» The task:
Filter the data below for the string "through" and copy each matching line.

--- Record list ---

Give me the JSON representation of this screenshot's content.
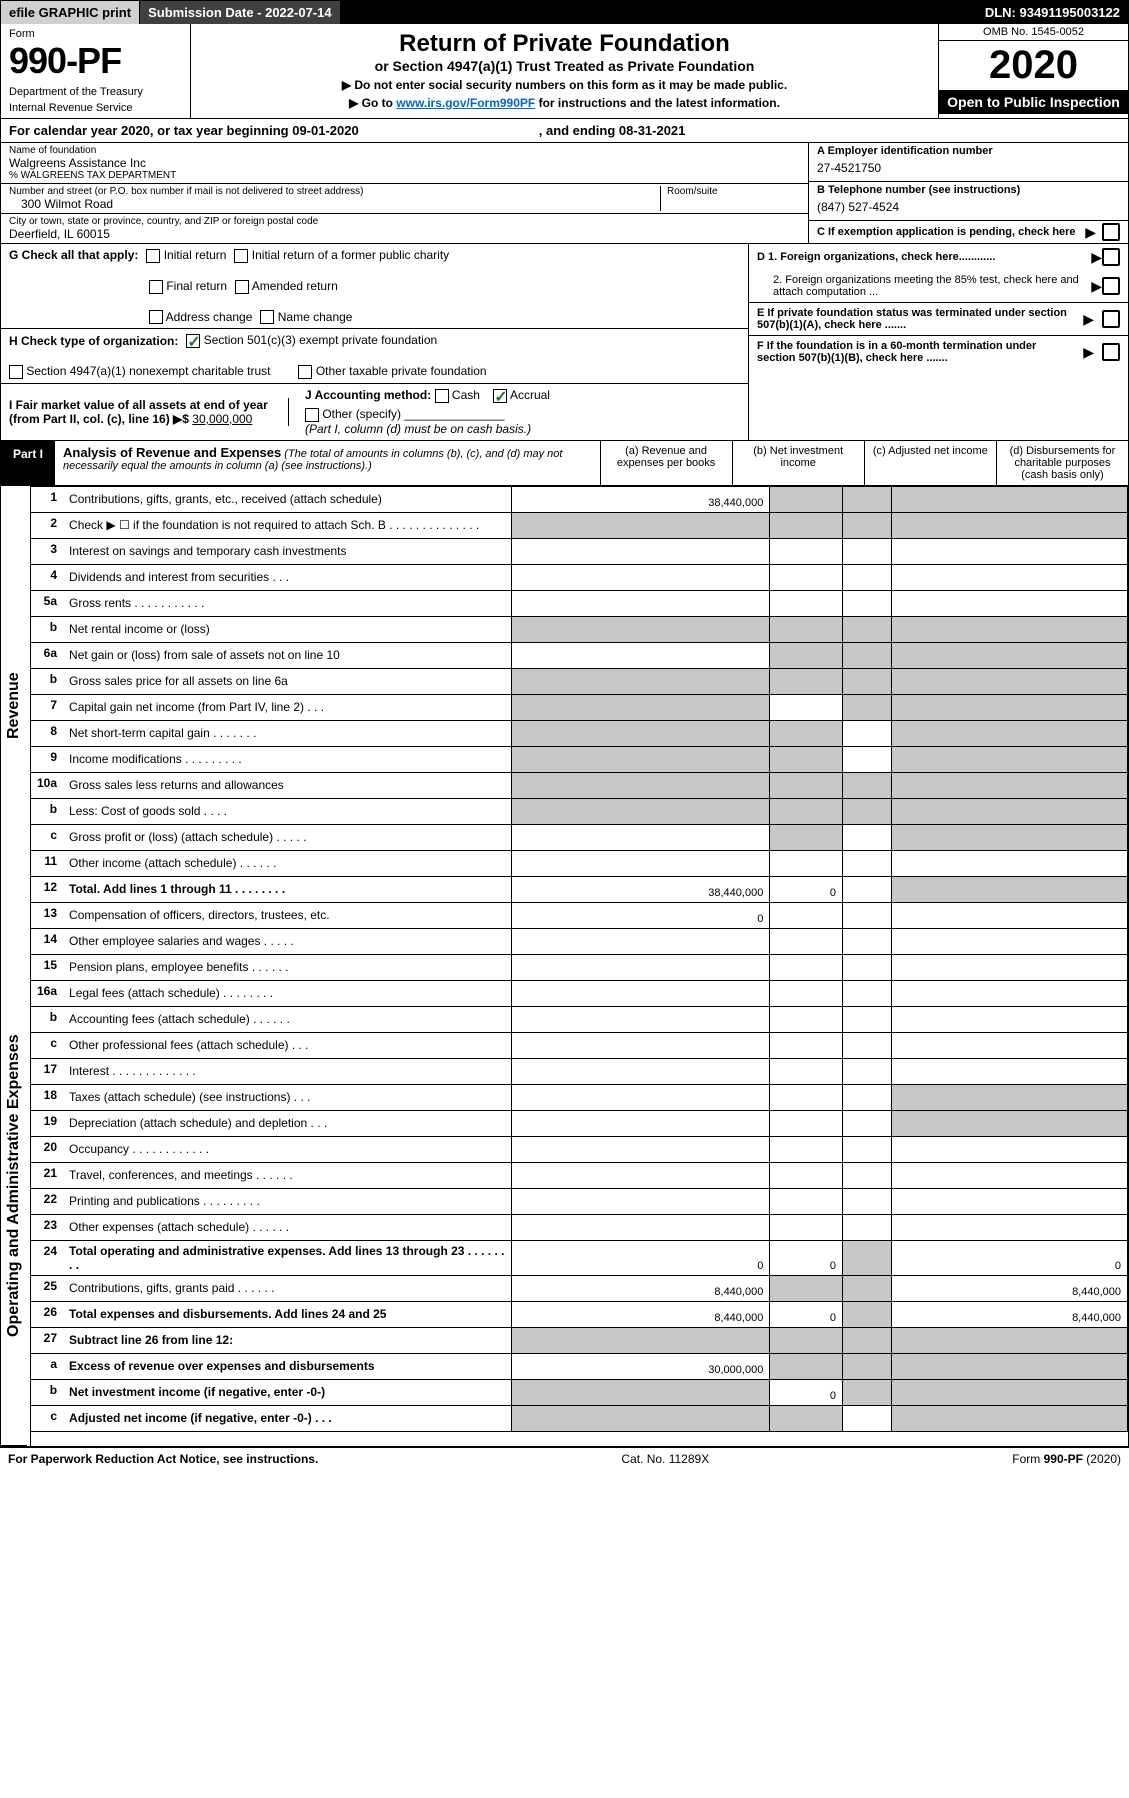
{
  "topbar": {
    "efile": "efile GRAPHIC print",
    "subdate_label": "Submission Date - 2022-07-14",
    "dln": "DLN: 93491195003122"
  },
  "header": {
    "form_word": "Form",
    "form_num": "990-PF",
    "dept1": "Department of the Treasury",
    "dept2": "Internal Revenue Service",
    "title": "Return of Private Foundation",
    "subtitle": "or Section 4947(a)(1) Trust Treated as Private Foundation",
    "instr1": "▶ Do not enter social security numbers on this form as it may be made public.",
    "instr2_pre": "▶ Go to ",
    "instr2_link": "www.irs.gov/Form990PF",
    "instr2_post": " for instructions and the latest information.",
    "omb": "OMB No. 1545-0052",
    "year": "2020",
    "open": "Open to Public Inspection"
  },
  "calyear": {
    "pre": "For calendar year 2020, or tax year beginning 09-01-2020",
    "mid_spacer": "",
    "post": ", and ending 08-31-2021"
  },
  "entity": {
    "name_label": "Name of foundation",
    "name": "Walgreens Assistance Inc",
    "co": "% WALGREENS TAX DEPARTMENT",
    "addr_label": "Number and street (or P.O. box number if mail is not delivered to street address)",
    "addr": "300 Wilmot Road",
    "room_label": "Room/suite",
    "city_label": "City or town, state or province, country, and ZIP or foreign postal code",
    "city": "Deerfield, IL  60015",
    "ein_label": "A Employer identification number",
    "ein": "27-4521750",
    "phone_label": "B Telephone number (see instructions)",
    "phone": "(847) 527-4524",
    "c_label": "C If exemption application is pending, check here"
  },
  "checks": {
    "g_label": "G Check all that apply:",
    "g_initial": "Initial return",
    "g_initial_pub": "Initial return of a former public charity",
    "g_final": "Final return",
    "g_amended": "Amended return",
    "g_addr": "Address change",
    "g_name": "Name change",
    "h_label": "H Check type of organization:",
    "h_501c3": "Section 501(c)(3) exempt private foundation",
    "h_4947": "Section 4947(a)(1) nonexempt charitable trust",
    "h_other": "Other taxable private foundation",
    "i_label": "I Fair market value of all assets at end of year (from Part II, col. (c), line 16) ▶$",
    "i_value": "30,000,000",
    "j_label": "J Accounting method:",
    "j_cash": "Cash",
    "j_accrual": "Accrual",
    "j_other": "Other (specify)",
    "j_note": "(Part I, column (d) must be on cash basis.)",
    "d1": "D 1. Foreign organizations, check here............",
    "d2": "2. Foreign organizations meeting the 85% test, check here and attach computation ...",
    "e": "E  If private foundation status was terminated under section 507(b)(1)(A), check here .......",
    "f": "F  If the foundation is in a 60-month termination under section 507(b)(1)(B), check here .......",
    "arrow": "▶"
  },
  "part1": {
    "label": "Part I",
    "title": "Analysis of Revenue and Expenses",
    "note": "(The total of amounts in columns (b), (c), and (d) may not necessarily equal the amounts in column (a) (see instructions).)",
    "col_a": "(a)   Revenue and expenses per books",
    "col_b": "(b)   Net investment income",
    "col_c": "(c)   Adjusted net income",
    "col_d": "(d)  Disbursements for charitable purposes (cash basis only)"
  },
  "side": {
    "revenue": "Revenue",
    "expenses": "Operating and Administrative Expenses"
  },
  "rows": [
    {
      "n": "1",
      "d": "Contributions, gifts, grants, etc., received (attach schedule)",
      "a": "38,440,000",
      "shade": [
        "b",
        "c",
        "d"
      ]
    },
    {
      "n": "2",
      "d": "Check ▶ ☐ if the foundation is not required to attach Sch. B   .  .  .  .  .  .  .  .  .  .  .  .  .  .",
      "shade": [
        "a",
        "b",
        "c",
        "d"
      ]
    },
    {
      "n": "3",
      "d": "Interest on savings and temporary cash investments"
    },
    {
      "n": "4",
      "d": "Dividends and interest from securities    .   .   ."
    },
    {
      "n": "5a",
      "d": "Gross rents    .   .   .   .   .   .   .   .   .   .   ."
    },
    {
      "n": "b",
      "d": "Net rental income or (loss)",
      "shade": [
        "a",
        "b",
        "c",
        "d"
      ]
    },
    {
      "n": "6a",
      "d": "Net gain or (loss) from sale of assets not on line 10",
      "shade": [
        "b",
        "c",
        "d"
      ]
    },
    {
      "n": "b",
      "d": "Gross sales price for all assets on line 6a",
      "shade": [
        "a",
        "b",
        "c",
        "d"
      ]
    },
    {
      "n": "7",
      "d": "Capital gain net income (from Part IV, line 2)   .   .   .",
      "shade": [
        "a",
        "c",
        "d"
      ]
    },
    {
      "n": "8",
      "d": "Net short-term capital gain  .   .   .   .   .   .   .",
      "shade": [
        "a",
        "b",
        "d"
      ]
    },
    {
      "n": "9",
      "d": "Income modifications  .   .   .   .   .   .   .   .   .",
      "shade": [
        "a",
        "b",
        "d"
      ]
    },
    {
      "n": "10a",
      "d": "Gross sales less returns and allowances",
      "shade": [
        "a",
        "b",
        "c",
        "d"
      ]
    },
    {
      "n": "b",
      "d": "Less: Cost of goods sold    .   .   .   .",
      "shade": [
        "a",
        "b",
        "c",
        "d"
      ]
    },
    {
      "n": "c",
      "d": "Gross profit or (loss) (attach schedule)    .   .   .   .   .",
      "shade": [
        "b",
        "d"
      ]
    },
    {
      "n": "11",
      "d": "Other income (attach schedule)    .   .   .   .   .   ."
    },
    {
      "n": "12",
      "d": "Total. Add lines 1 through 11   .   .   .   .   .   .   .   .",
      "b": true,
      "a": "38,440,000",
      "bv": "0",
      "shade": [
        "d"
      ]
    },
    {
      "n": "13",
      "d": "Compensation of officers, directors, trustees, etc.",
      "a": "0"
    },
    {
      "n": "14",
      "d": "Other employee salaries and wages   .   .   .   .   ."
    },
    {
      "n": "15",
      "d": "Pension plans, employee benefits  .   .   .   .   .   ."
    },
    {
      "n": "16a",
      "d": "Legal fees (attach schedule)  .   .   .   .   .   .   .   ."
    },
    {
      "n": "b",
      "d": "Accounting fees (attach schedule)  .   .   .   .   .   ."
    },
    {
      "n": "c",
      "d": "Other professional fees (attach schedule)    .   .   ."
    },
    {
      "n": "17",
      "d": "Interest  .   .   .   .   .   .   .   .   .   .   .   .   ."
    },
    {
      "n": "18",
      "d": "Taxes (attach schedule) (see instructions)    .   .   .",
      "shade": [
        "d"
      ]
    },
    {
      "n": "19",
      "d": "Depreciation (attach schedule) and depletion   .   .   .",
      "shade": [
        "d"
      ]
    },
    {
      "n": "20",
      "d": "Occupancy  .   .   .   .   .   .   .   .   .   .   .   ."
    },
    {
      "n": "21",
      "d": "Travel, conferences, and meetings  .   .   .   .   .   ."
    },
    {
      "n": "22",
      "d": "Printing and publications  .   .   .   .   .   .   .   .   ."
    },
    {
      "n": "23",
      "d": "Other expenses (attach schedule)  .   .   .   .   .   ."
    },
    {
      "n": "24",
      "d": "Total operating and administrative expenses. Add lines 13 through 23   .   .   .   .   .   .   .   .",
      "b": true,
      "a": "0",
      "bv": "0",
      "shade": [
        "c"
      ],
      "dv": "0"
    },
    {
      "n": "25",
      "d": "Contributions, gifts, grants paid    .   .   .   .   .   .",
      "a": "8,440,000",
      "shade": [
        "b",
        "c"
      ],
      "dv": "8,440,000"
    },
    {
      "n": "26",
      "d": "Total expenses and disbursements. Add lines 24 and 25",
      "b": true,
      "a": "8,440,000",
      "bv": "0",
      "shade": [
        "c"
      ],
      "dv": "8,440,000"
    },
    {
      "n": "27",
      "d": "Subtract line 26 from line 12:",
      "b": true,
      "shade": [
        "a",
        "b",
        "c",
        "d"
      ]
    },
    {
      "n": "a",
      "d": "Excess of revenue over expenses and disbursements",
      "b": true,
      "a": "30,000,000",
      "shade": [
        "b",
        "c",
        "d"
      ]
    },
    {
      "n": "b",
      "d": "Net investment income (if negative, enter -0-)",
      "b": true,
      "shade": [
        "a",
        "c",
        "d"
      ],
      "bv": "0"
    },
    {
      "n": "c",
      "d": "Adjusted net income (if negative, enter -0-)   .   .   .",
      "b": true,
      "shade": [
        "a",
        "b",
        "d"
      ]
    }
  ],
  "footer": {
    "left": "For Paperwork Reduction Act Notice, see instructions.",
    "mid": "Cat. No. 11289X",
    "right": "Form 990-PF (2020)"
  }
}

---

» Solution:
      "d": "Total. Add lines 1 through 11   .   .   .   .   .   .   .   .",
      "d": "Total operating and administrative expenses. Add lines 13 through 23   .   .   .   .   .   .   .   .",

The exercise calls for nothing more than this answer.